* Start TEXT PROVIDED *

Royal Commission Reports on Crown Casino — The crowning ignominy of governance failure

  • The role of the board is to lead by example and to set the tone from the top. 
  • A company must do more than not break the law; it must seek to do ‘the right thing’. 
  • Crown officers are likely to have breached legal duties by exposing Crown and/or its subsidiaries to the risk of prosecution and civil litigation. 

The ASX Corporate Governance Council Corporate Governance Principles and Recommendations (4th ed, 2019) (Principles and Recommendations) describes corporate governance as ‘the framework of rules, relationships, systems and processes within and by which authority is exercised and controlled within corporations. It encompasses the mechanisms by which companies, and those in control, are held to account.’ At the minimum, the concept centres on the need for rules to ensure accountability, transparency and oversight in decision making. At a basic level, corporate governance is all about ensuring that a company is running in the right direction and is being run well.

* End TEXT PROVIDED *

### OBJECTIVE 1
Name the three things that, according to the Crown Casino governance text, the concept of corporate governance needs rules to ensure.
This listing has no connection to the Crown Casino governance text.

* Start SUPPLIED DATA *

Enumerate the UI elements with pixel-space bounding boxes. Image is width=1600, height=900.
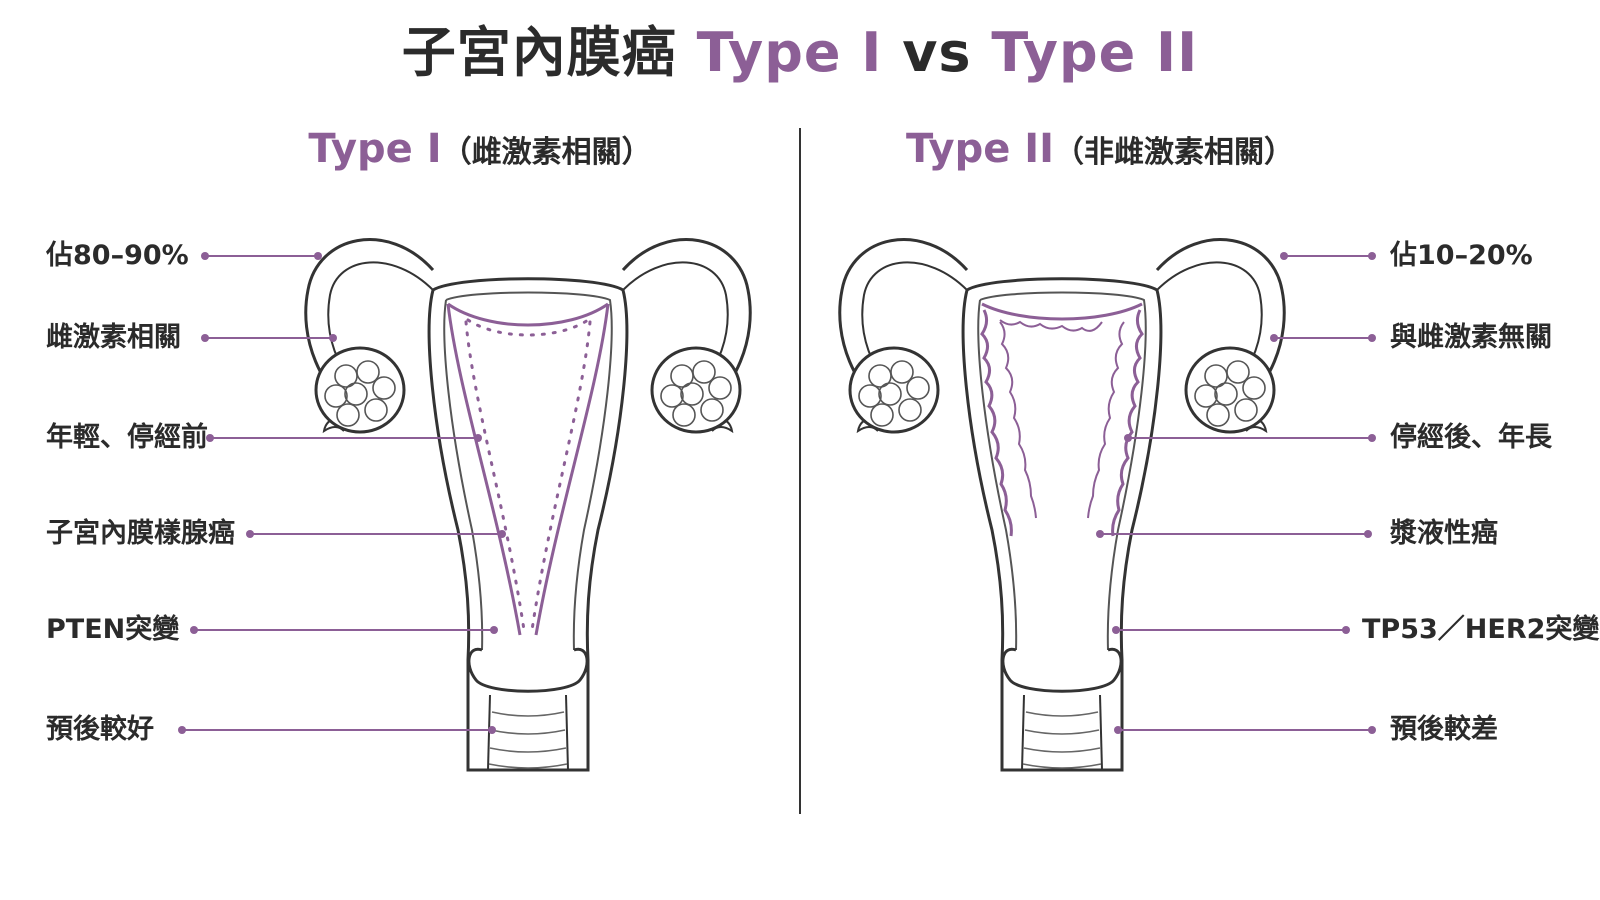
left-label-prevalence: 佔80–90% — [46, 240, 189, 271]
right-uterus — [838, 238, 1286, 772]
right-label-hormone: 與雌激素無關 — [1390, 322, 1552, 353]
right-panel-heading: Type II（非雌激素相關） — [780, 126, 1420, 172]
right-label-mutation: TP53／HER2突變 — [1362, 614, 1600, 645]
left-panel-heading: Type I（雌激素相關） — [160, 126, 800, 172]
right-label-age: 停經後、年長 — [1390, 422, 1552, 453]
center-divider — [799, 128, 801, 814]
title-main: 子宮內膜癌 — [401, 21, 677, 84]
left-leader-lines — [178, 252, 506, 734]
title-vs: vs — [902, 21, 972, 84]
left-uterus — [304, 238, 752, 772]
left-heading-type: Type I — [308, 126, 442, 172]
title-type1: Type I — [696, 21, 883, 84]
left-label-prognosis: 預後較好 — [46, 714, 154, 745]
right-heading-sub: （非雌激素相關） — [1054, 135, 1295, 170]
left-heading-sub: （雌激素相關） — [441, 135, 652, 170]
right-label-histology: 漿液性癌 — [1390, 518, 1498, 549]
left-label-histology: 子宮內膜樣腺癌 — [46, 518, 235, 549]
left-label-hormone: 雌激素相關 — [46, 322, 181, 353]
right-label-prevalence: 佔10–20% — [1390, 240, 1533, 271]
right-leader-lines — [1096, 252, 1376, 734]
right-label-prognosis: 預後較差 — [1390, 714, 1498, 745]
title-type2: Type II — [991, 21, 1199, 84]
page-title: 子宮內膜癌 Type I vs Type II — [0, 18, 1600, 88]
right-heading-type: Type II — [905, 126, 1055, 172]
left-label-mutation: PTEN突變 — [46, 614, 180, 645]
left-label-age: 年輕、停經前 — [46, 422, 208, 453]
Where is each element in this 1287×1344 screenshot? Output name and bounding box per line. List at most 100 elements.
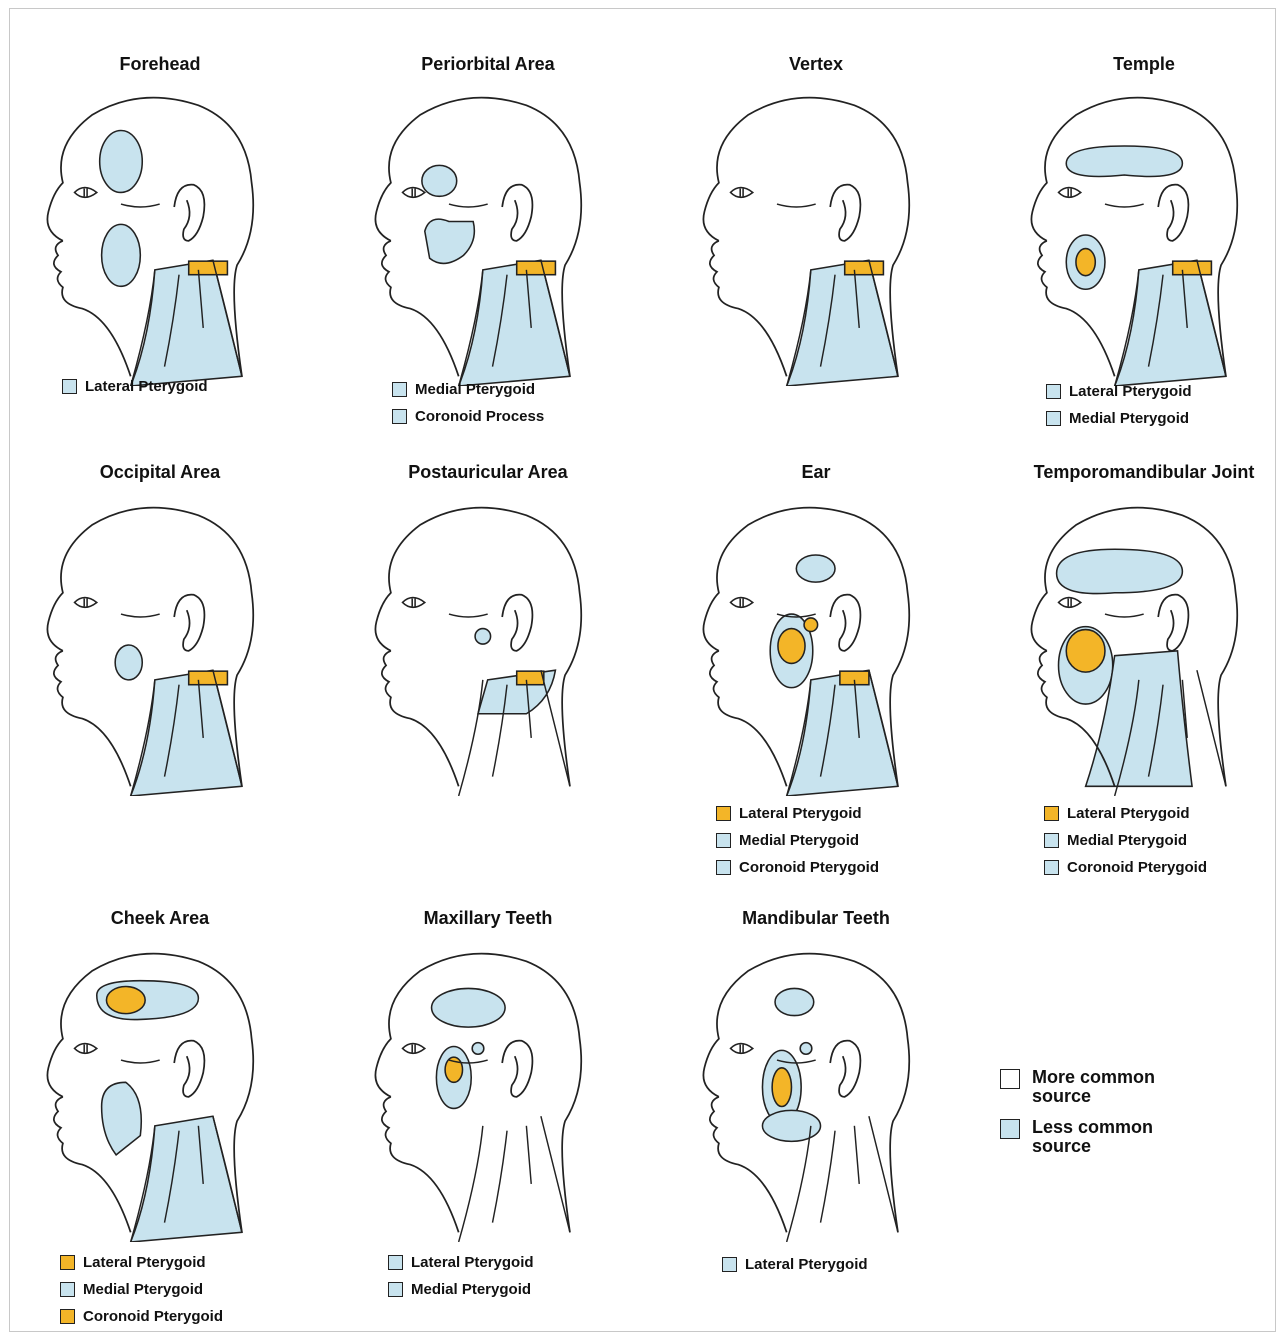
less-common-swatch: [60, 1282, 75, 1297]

* End SUPPLIED DATA *

### OBJECTIVE 2
Please update the listing entries from the line containing "left-label-prevalence: 佔80–90% —" down to the line containing "left-panel-heading: Type I（雌激素相關）", replacing "heading" with "title" and leaving everything else unchanged.

### COMPLETE OUTPUT 1
Accountability, transparency and oversight in decision making.

### COMPLETE OUTPUT 2
left-label-prevalence: 佔80–90% — [46, 240, 189, 271]
right-uterus — [838, 238, 1286, 772]
right-label-hormone: 與雌激素無關 — [1390, 322, 1552, 353]
right-panel-title: Type II（非雌激素相關） — [780, 126, 1420, 172]
right-label-mutation: TP53／HER2突變 — [1362, 614, 1600, 645]
left-panel-title: Type I（雌激素相關） — [160, 126, 800, 172]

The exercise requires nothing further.